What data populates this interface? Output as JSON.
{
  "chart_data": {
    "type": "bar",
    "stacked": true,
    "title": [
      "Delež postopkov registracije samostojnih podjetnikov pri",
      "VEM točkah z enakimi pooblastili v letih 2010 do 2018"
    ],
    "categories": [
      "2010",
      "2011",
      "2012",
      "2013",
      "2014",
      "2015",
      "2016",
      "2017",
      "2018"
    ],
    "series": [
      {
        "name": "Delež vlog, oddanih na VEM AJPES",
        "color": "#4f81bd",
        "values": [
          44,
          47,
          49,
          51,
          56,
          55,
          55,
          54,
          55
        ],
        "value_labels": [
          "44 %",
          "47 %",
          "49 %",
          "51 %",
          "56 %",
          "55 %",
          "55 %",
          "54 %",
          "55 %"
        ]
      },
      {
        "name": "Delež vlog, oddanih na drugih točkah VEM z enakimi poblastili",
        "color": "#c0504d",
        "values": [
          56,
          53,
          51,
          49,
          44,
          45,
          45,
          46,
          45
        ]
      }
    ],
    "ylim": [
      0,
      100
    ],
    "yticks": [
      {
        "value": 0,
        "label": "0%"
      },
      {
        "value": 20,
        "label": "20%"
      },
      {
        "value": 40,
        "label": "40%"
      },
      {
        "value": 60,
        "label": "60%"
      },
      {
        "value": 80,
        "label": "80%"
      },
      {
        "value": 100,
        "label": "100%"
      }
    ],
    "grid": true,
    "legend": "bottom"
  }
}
________________________
EXERCISE BRIEF: Determine how many lines above contain "name" as a word or string. Give the number alone.

ANSWER FOR THE TASK: 2